_Problem details_
Retype every entry in its entirety, without alteration.
::::
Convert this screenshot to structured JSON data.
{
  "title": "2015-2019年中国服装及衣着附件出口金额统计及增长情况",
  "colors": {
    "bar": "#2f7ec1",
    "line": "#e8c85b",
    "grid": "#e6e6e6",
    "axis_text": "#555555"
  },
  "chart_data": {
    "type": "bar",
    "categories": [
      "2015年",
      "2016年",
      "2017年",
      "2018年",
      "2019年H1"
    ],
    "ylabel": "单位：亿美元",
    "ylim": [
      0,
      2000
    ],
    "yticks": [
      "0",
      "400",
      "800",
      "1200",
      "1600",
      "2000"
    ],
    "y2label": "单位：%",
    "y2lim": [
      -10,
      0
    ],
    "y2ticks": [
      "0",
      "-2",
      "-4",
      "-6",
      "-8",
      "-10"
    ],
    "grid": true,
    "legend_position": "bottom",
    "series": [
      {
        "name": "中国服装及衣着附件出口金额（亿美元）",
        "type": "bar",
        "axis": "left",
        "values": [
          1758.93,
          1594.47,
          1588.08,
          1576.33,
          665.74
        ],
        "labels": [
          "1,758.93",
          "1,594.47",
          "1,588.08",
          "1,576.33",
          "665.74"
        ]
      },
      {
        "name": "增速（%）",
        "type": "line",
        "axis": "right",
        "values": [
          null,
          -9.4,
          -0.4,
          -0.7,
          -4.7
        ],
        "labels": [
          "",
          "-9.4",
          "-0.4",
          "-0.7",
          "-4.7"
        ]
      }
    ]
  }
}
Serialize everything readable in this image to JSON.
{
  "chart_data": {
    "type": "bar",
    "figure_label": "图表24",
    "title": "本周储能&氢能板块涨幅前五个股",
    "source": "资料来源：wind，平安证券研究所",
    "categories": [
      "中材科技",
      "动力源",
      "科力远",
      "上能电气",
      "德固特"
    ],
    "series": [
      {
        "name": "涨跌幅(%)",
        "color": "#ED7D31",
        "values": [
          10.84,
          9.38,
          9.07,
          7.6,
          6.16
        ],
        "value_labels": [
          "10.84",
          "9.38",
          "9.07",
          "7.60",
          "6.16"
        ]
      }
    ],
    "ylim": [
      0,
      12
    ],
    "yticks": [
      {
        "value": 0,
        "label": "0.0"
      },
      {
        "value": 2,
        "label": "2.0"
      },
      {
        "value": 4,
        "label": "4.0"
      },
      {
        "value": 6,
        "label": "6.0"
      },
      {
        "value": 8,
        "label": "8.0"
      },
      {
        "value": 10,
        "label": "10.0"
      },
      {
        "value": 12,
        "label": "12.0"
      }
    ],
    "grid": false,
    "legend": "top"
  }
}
::::
_Result of the task_
Convert this screenshot to structured JSON data.
{
  "title": "2015-2019年中国服装及衣着附件出口金额统计及增长情况",
  "colors": {
    "bar": "#2f7ec1",
    "line": "#e8c85b",
    "grid": "#e6e6e6",
    "axis_text": "#555555"
  },
  "chart_data": {
    "type": "bar",
    "categories": [
      "2015年",
      "2016年",
      "2017年",
      "2018年",
      "2019年H1"
    ],
    "ylabel": "单位：亿美元",
    "ylim": [
      0,
      2000
    ],
    "yticks": [
      "0",
      "400",
      "800",
      "1200",
      "1600",
      "2000"
    ],
    "y2label": "单位：%",
    "y2lim": [
      -10,
      0
    ],
    "y2ticks": [
      "0",
      "-2",
      "-4",
      "-6",
      "-8",
      "-10"
    ],
    "grid": true,
    "legend_position": "bottom",
    "series": [
      {
        "name": "中国服装及衣着附件出口金额（亿美元）",
        "type": "bar",
        "axis": "left",
        "values": [
          1758.93,
          1594.47,
          1588.08,
          1576.33,
          665.74
        ],
        "labels": [
          "1,758.93",
          "1,594.47",
          "1,588.08",
          "1,576.33",
          "665.74"
        ]
      },
      {
        "name": "增速（%）",
        "type": "line",
        "axis": "right",
        "values": [
          null,
          -9.4,
          -0.4,
          -0.7,
          -4.7
        ],
        "labels": [
          "",
          "-9.4",
          "-0.4",
          "-0.7",
          "-4.7"
        ]
      }
    ]
  }
}
Serialize everything readable in this image to JSON.
{
  "chart_data": {
    "type": "bar",
    "figure_label": "图表24",
    "title": "本周储能&氢能板块涨幅前五个股",
    "source": "资料来源：wind，平安证券研究所",
    "categories": [
      "中材科技",
      "动力源",
      "科力远",
      "上能电气",
      "德固特"
    ],
    "series": [
      {
        "name": "涨跌幅(%)",
        "color": "#ED7D31",
        "values": [
          10.84,
          9.38,
          9.07,
          7.6,
          6.16
        ],
        "value_labels": [
          "10.84",
          "9.38",
          "9.07",
          "7.60",
          "6.16"
        ]
      }
    ],
    "ylim": [
      0,
      12
    ],
    "yticks": [
      {
        "value": 0,
        "label": "0.0"
      },
      {
        "value": 2,
        "label": "2.0"
      },
      {
        "value": 4,
        "label": "4.0"
      },
      {
        "value": 6,
        "label": "6.0"
      },
      {
        "value": 8,
        "label": "8.0"
      },
      {
        "value": 10,
        "label": "10.0"
      },
      {
        "value": 12,
        "label": "12.0"
      }
    ],
    "grid": false,
    "legend": "top"
  }
}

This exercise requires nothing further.